* [Task brief]
In the listing below, identify each line with the word "this" and return those lines.

(Extracted records)
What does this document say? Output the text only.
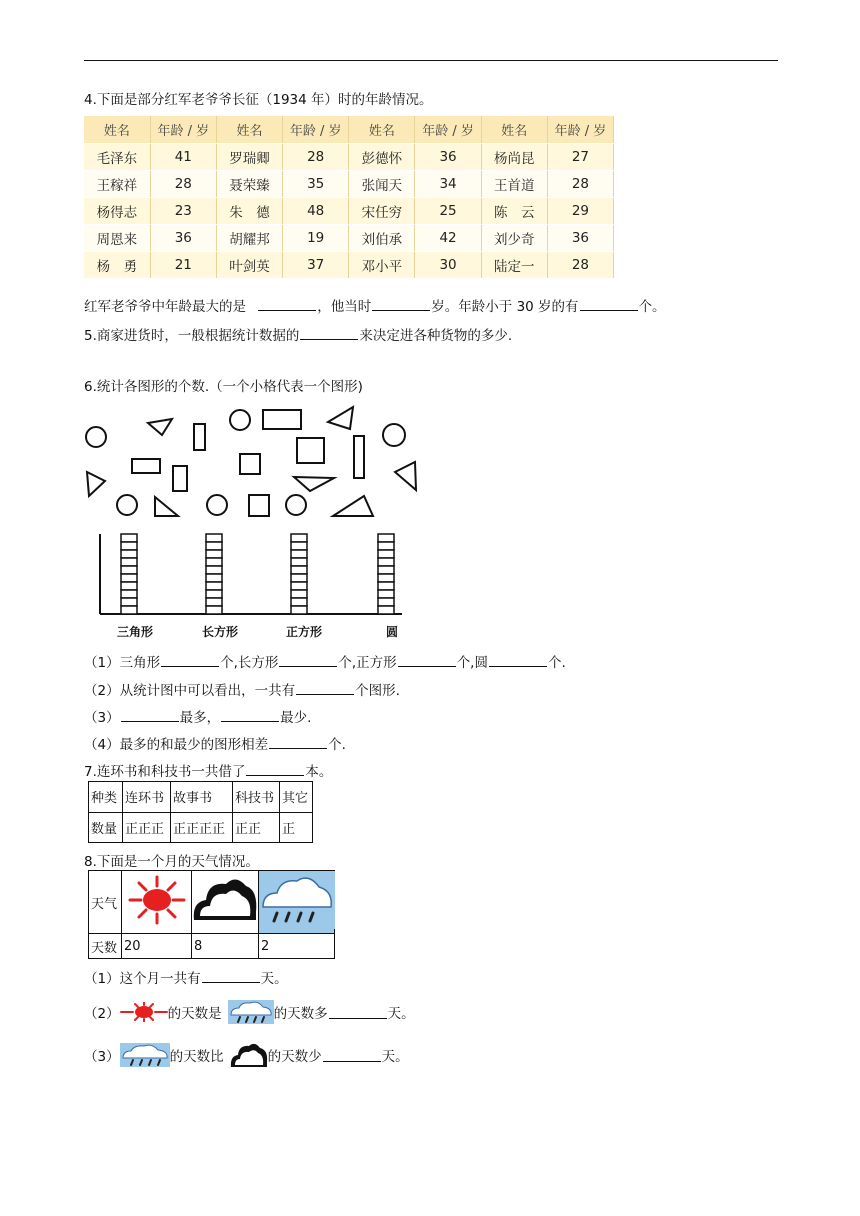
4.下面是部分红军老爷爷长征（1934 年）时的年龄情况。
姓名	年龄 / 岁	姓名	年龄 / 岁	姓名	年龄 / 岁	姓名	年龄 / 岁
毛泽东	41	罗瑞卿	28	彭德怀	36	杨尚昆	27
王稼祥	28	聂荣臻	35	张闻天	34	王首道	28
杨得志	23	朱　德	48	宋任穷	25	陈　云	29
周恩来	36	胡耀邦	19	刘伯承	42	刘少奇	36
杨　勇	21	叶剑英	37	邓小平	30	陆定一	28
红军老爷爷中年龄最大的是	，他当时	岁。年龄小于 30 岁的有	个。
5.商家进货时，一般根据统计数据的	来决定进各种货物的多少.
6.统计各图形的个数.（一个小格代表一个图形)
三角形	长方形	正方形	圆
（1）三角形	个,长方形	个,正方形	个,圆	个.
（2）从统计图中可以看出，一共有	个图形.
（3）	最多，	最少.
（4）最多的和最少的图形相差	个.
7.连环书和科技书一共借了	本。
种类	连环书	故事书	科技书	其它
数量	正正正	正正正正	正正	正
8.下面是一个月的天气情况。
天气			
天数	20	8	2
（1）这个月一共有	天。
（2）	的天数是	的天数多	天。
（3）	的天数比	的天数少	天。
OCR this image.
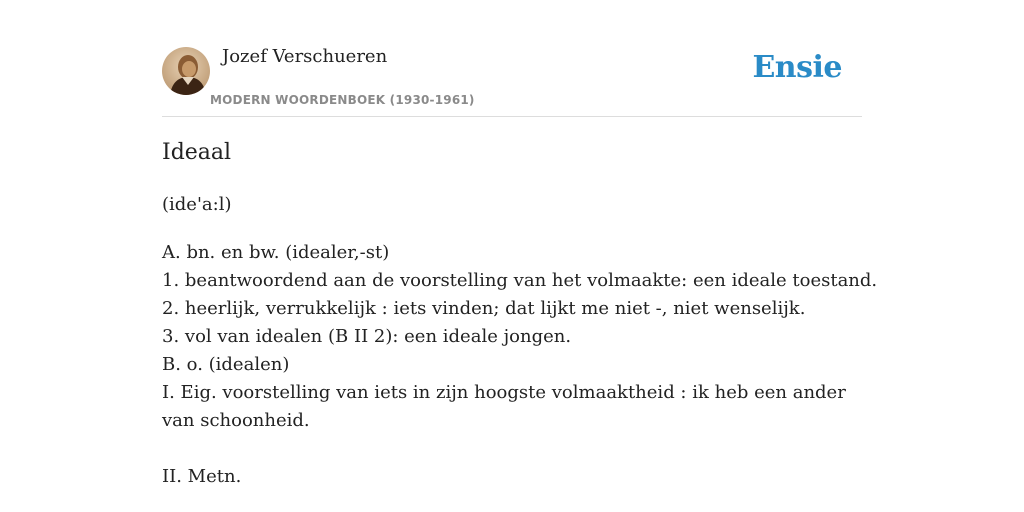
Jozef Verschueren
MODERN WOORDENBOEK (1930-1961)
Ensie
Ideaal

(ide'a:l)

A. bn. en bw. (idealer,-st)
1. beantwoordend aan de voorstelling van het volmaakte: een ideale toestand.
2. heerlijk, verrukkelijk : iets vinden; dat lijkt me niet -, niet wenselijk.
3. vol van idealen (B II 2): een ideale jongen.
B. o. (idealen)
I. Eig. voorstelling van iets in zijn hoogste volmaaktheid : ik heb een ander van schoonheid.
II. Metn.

* * *

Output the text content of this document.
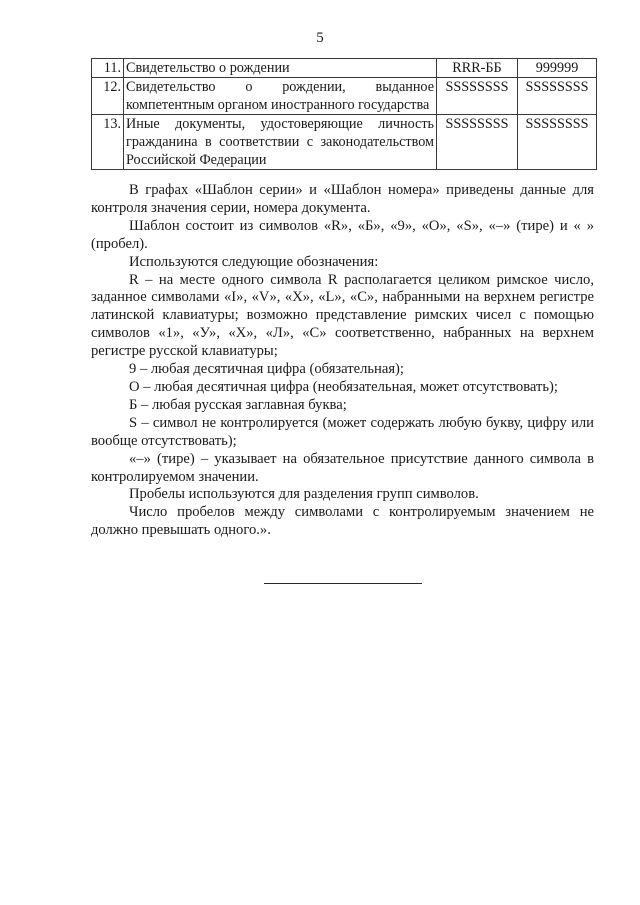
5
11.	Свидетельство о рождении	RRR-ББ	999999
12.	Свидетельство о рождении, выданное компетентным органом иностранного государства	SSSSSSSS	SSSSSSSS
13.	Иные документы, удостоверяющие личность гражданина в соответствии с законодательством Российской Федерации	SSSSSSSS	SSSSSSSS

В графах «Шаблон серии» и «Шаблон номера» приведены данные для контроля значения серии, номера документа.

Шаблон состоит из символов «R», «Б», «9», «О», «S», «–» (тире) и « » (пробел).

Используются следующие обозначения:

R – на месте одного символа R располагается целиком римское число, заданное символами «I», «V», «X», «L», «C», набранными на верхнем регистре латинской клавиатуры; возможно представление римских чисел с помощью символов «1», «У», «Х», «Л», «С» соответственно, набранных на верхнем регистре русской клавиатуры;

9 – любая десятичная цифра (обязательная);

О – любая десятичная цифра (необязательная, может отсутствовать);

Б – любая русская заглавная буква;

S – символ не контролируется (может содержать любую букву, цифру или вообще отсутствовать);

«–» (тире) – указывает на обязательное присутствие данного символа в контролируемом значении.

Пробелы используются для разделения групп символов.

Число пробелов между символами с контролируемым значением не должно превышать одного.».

* [Worked solution]
What does this document say? Output the text only.
OCR this image.
Output the text content of this document.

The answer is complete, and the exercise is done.